▸ TASK DETAILS
Copy the data that follows, character for character, minus the pictures.
-------- THE RECORDS --------
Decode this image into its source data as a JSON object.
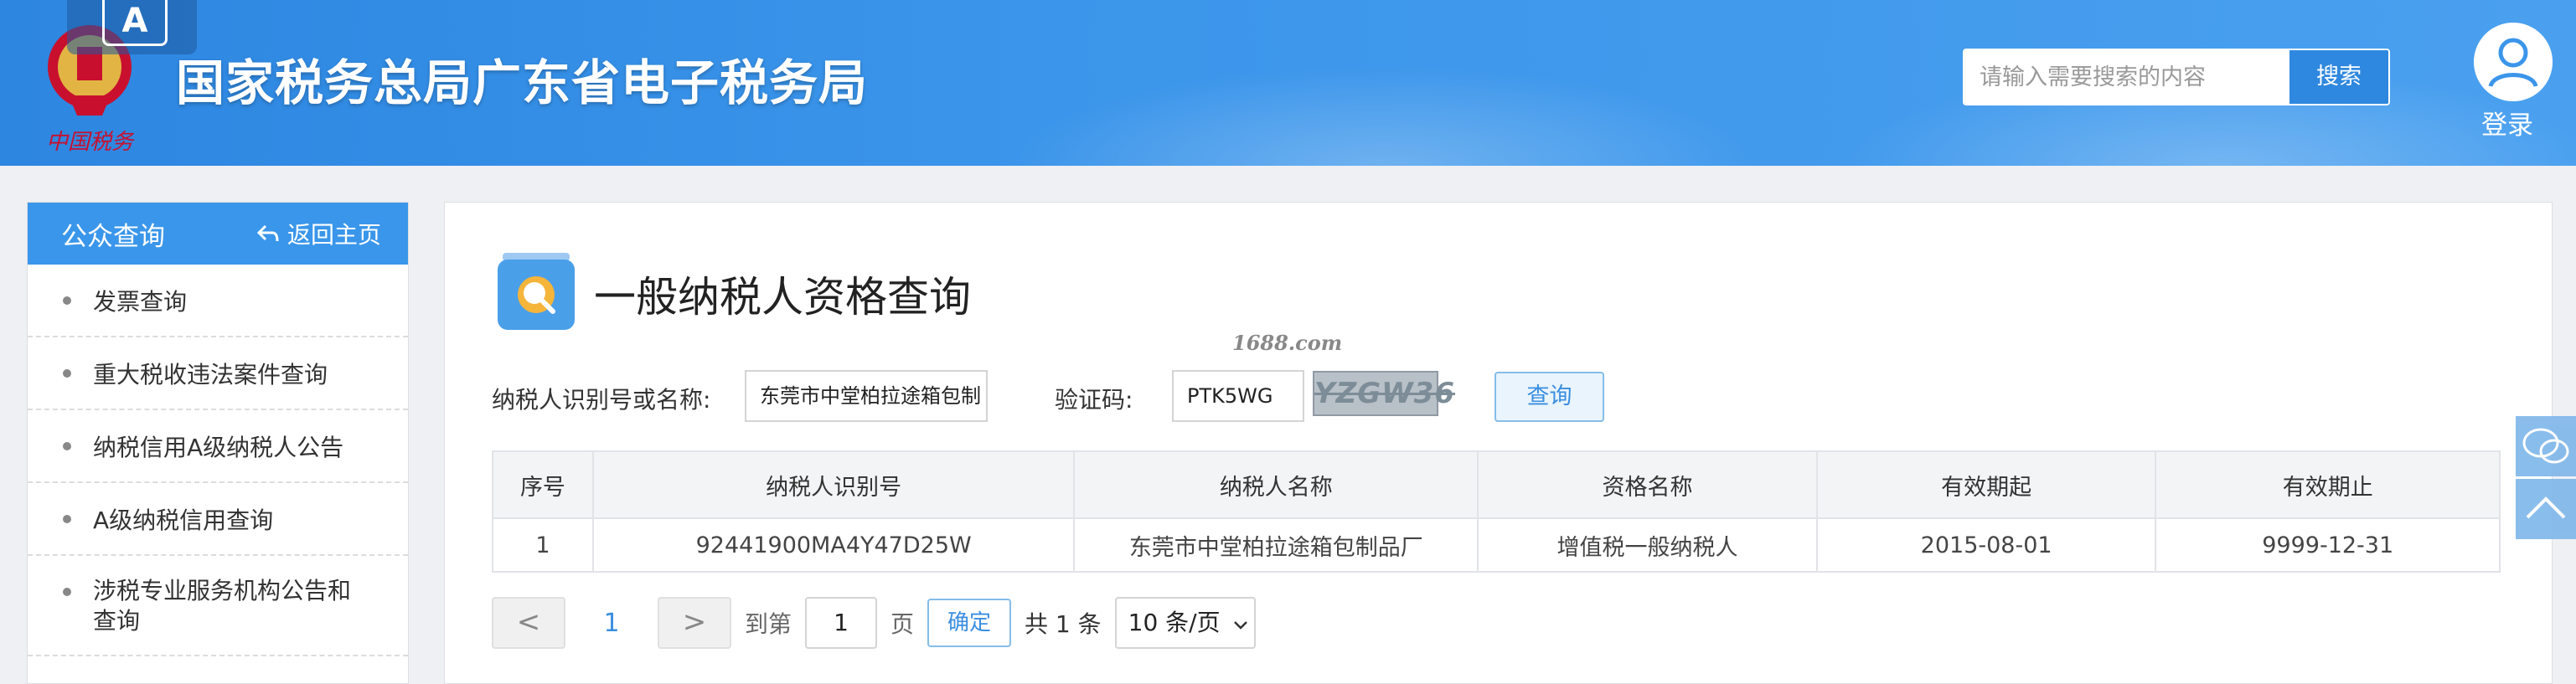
{
  "header": {
    "accessibility_badge": "A",
    "site_title": "国家税务总局广东省电子税务局",
    "emblem_text": "中国税务",
    "search": {
      "placeholder": "请输入需要搜索的内容",
      "button_label": "搜索"
    },
    "login_label": "登录"
  },
  "sidebar": {
    "title": "公众查询",
    "back_label": "返回主页",
    "items": [
      {
        "label": "发票查询"
      },
      {
        "label": "重大税收违法案件查询"
      },
      {
        "label": "纳税信用A级纳税人公告"
      },
      {
        "label": "A级纳税信用查询"
      },
      {
        "label": "涉税专业服务机构公告和查询"
      }
    ]
  },
  "main": {
    "title": "一般纳税人资格查询",
    "form": {
      "taxpayer_label": "纳税人识别号或名称:",
      "taxpayer_value": "东莞市中堂柏拉途箱包制",
      "captcha_label": "验证码:",
      "captcha_value": "PTK5WG",
      "captcha_image_text": "YZGW36",
      "query_button": "查询",
      "watermark": "1688.com"
    },
    "table": {
      "columns": [
        "序号",
        "纳税人识别号",
        "纳税人名称",
        "资格名称",
        "有效期起",
        "有效期止"
      ],
      "rows": [
        [
          "1",
          "92441900MA4Y47D25W",
          "东莞市中堂柏拉途箱包制品厂",
          "增值税一般纳税人",
          "2015-08-01",
          "9999-12-31"
        ]
      ]
    },
    "pager": {
      "prev": "<",
      "current_page": "1",
      "next": ">",
      "goto_label": "到第",
      "page_input": "1",
      "page_unit": "页",
      "confirm": "确定",
      "total": "共 1 条",
      "page_size": "10 条/页"
    }
  },
  "colors": {
    "header_blue": "#3b95ea",
    "accent_blue": "#3a8ee0",
    "sidebar_head": "#3a96ea"
  }
}
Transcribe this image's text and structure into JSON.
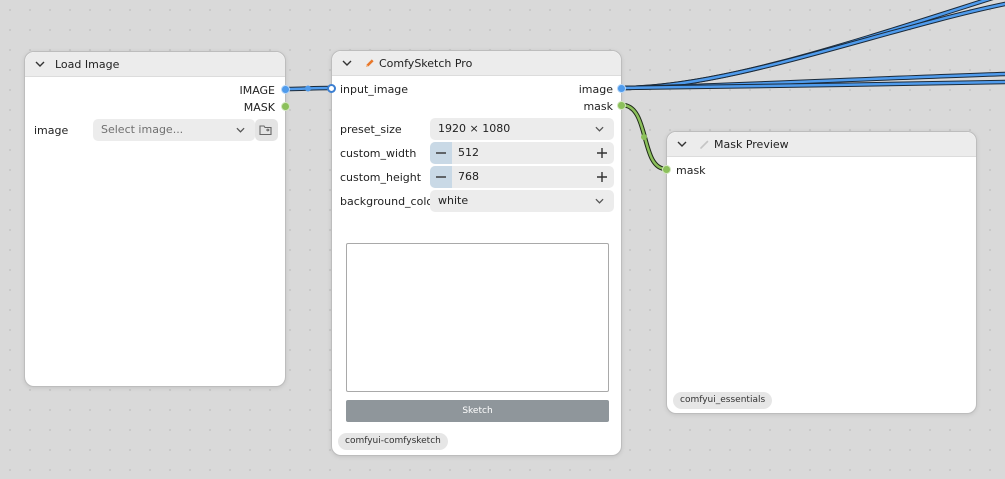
--------
▸ EXERCISE ANSWER
Decode this image into its source data as a JSON object.
{
  "header": {
    "accessibility_badge": "A",
    "site_title": "国家税务总局广东省电子税务局",
    "emblem_text": "中国税务",
    "search": {
      "placeholder": "请输入需要搜索的内容",
      "button_label": "搜索"
    },
    "login_label": "登录"
  },
  "sidebar": {
    "title": "公众查询",
    "back_label": "返回主页",
    "items": [
      {
        "label": "发票查询"
      },
      {
        "label": "重大税收违法案件查询"
      },
      {
        "label": "纳税信用A级纳税人公告"
      },
      {
        "label": "A级纳税信用查询"
      },
      {
        "label": "涉税专业服务机构公告和查询"
      }
    ]
  },
  "main": {
    "title": "一般纳税人资格查询",
    "form": {
      "taxpayer_label": "纳税人识别号或名称:",
      "taxpayer_value": "东莞市中堂柏拉途箱包制",
      "captcha_label": "验证码:",
      "captcha_value": "PTK5WG",
      "captcha_image_text": "YZGW36",
      "query_button": "查询",
      "watermark": "1688.com"
    },
    "table": {
      "columns": [
        "序号",
        "纳税人识别号",
        "纳税人名称",
        "资格名称",
        "有效期起",
        "有效期止"
      ],
      "rows": [
        [
          "1",
          "92441900MA4Y47D25W",
          "东莞市中堂柏拉途箱包制品厂",
          "增值税一般纳税人",
          "2015-08-01",
          "9999-12-31"
        ]
      ]
    },
    "pager": {
      "prev": "<",
      "current_page": "1",
      "next": ">",
      "goto_label": "到第",
      "page_input": "1",
      "page_unit": "页",
      "confirm": "确定",
      "total": "共 1 条",
      "page_size": "10 条/页"
    }
  },
  "colors": {
    "header_blue": "#3b95ea",
    "accent_blue": "#3a8ee0",
    "sidebar_head": "#3a96ea"
  }
}
Transcribe this image's text and structure into JSON.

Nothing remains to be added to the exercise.